» Supplied data:
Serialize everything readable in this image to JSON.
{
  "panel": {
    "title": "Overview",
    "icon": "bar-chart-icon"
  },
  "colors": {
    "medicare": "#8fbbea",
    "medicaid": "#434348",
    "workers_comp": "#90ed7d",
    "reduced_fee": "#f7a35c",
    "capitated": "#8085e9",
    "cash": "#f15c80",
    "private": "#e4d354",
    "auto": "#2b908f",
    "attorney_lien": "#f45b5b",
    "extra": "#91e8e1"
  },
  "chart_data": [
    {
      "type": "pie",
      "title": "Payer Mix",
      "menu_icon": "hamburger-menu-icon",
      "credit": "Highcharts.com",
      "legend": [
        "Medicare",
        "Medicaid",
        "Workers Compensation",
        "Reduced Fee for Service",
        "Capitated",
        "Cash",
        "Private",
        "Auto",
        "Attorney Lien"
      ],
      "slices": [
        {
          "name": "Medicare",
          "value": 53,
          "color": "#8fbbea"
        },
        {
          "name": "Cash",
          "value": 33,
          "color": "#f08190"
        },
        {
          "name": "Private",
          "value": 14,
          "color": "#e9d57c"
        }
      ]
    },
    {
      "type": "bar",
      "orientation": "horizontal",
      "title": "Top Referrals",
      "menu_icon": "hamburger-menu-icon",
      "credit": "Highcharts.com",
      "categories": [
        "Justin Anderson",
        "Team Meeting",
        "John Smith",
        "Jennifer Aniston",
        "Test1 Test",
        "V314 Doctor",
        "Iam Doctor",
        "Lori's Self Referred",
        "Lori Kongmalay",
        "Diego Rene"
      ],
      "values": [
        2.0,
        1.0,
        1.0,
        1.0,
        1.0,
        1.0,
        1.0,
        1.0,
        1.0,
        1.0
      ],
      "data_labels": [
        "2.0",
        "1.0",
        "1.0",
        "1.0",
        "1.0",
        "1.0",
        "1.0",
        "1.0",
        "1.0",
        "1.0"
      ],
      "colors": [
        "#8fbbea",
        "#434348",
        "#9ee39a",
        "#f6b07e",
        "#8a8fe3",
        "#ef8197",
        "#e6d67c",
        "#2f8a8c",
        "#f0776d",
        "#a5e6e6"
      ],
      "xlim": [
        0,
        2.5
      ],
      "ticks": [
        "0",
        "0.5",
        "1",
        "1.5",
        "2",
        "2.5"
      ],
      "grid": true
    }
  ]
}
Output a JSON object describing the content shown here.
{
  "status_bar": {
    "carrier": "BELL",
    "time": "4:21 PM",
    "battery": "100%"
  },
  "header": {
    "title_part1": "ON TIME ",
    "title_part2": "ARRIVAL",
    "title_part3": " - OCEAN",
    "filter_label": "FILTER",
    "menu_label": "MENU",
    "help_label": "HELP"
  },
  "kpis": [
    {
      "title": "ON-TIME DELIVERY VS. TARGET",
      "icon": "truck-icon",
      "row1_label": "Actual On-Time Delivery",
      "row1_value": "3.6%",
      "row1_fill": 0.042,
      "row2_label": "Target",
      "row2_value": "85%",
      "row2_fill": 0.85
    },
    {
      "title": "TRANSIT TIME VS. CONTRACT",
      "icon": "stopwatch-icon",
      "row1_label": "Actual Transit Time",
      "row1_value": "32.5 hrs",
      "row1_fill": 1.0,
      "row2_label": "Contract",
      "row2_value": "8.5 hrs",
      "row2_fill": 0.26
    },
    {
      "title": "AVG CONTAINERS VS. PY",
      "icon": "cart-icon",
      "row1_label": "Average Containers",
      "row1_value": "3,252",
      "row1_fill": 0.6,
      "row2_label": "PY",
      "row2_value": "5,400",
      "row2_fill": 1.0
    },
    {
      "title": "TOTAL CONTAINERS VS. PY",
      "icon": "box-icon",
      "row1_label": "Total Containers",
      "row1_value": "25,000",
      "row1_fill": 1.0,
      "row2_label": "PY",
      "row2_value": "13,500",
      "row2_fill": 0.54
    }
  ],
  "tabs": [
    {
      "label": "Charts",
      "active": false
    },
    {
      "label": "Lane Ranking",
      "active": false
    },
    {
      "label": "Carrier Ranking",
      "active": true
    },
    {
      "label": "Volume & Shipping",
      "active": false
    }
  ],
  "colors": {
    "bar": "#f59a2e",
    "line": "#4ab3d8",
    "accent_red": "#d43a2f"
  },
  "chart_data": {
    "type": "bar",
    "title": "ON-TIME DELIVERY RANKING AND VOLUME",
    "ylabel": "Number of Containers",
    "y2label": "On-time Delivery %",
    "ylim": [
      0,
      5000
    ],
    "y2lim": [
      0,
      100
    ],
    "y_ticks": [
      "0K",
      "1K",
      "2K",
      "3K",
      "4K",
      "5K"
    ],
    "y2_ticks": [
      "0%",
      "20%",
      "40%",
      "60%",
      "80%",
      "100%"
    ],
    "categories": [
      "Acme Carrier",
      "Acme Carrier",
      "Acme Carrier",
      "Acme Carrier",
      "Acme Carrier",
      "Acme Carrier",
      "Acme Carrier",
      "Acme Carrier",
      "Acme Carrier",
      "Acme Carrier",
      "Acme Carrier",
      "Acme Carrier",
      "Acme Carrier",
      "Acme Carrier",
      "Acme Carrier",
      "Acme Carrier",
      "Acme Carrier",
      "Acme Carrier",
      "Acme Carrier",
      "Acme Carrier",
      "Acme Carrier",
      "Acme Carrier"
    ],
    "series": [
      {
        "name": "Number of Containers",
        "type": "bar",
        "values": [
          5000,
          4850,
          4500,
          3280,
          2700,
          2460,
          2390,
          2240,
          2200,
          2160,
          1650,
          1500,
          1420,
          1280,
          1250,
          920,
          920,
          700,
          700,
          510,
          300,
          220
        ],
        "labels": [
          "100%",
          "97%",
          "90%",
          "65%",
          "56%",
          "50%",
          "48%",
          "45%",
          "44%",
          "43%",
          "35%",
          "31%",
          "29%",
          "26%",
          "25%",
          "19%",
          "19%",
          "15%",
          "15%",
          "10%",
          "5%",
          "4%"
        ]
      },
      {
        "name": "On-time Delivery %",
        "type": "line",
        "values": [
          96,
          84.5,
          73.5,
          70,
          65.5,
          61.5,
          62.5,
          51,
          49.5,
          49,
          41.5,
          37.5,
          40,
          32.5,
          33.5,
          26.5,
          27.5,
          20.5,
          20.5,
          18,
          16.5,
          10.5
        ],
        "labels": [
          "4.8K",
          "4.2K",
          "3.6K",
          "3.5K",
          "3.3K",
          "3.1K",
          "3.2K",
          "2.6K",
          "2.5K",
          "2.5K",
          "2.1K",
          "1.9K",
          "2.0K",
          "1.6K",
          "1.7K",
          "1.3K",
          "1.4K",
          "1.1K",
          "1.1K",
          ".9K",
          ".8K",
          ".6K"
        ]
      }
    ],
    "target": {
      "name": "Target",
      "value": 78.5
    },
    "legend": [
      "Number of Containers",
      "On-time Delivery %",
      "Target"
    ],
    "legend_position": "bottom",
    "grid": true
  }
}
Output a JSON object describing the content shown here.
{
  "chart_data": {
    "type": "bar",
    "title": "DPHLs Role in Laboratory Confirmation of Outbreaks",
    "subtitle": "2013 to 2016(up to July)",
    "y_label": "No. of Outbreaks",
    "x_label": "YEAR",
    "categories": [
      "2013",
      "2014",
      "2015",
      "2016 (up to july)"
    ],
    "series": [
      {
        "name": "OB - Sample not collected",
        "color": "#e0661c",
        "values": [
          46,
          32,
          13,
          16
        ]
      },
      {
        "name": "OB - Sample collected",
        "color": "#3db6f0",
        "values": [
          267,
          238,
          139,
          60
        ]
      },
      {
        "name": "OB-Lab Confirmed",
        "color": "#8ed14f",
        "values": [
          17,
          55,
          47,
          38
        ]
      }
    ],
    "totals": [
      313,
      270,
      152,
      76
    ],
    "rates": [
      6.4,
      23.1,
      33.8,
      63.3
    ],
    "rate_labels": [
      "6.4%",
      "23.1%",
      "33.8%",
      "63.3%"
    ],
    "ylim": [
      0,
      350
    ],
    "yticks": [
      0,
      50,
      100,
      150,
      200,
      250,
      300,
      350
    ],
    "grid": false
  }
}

» Requirements:
Only lines with the word "Sample" should be collected from the material.

» The answer:
        "name": "OB - Sample not collected",
        "name": "OB - Sample collected",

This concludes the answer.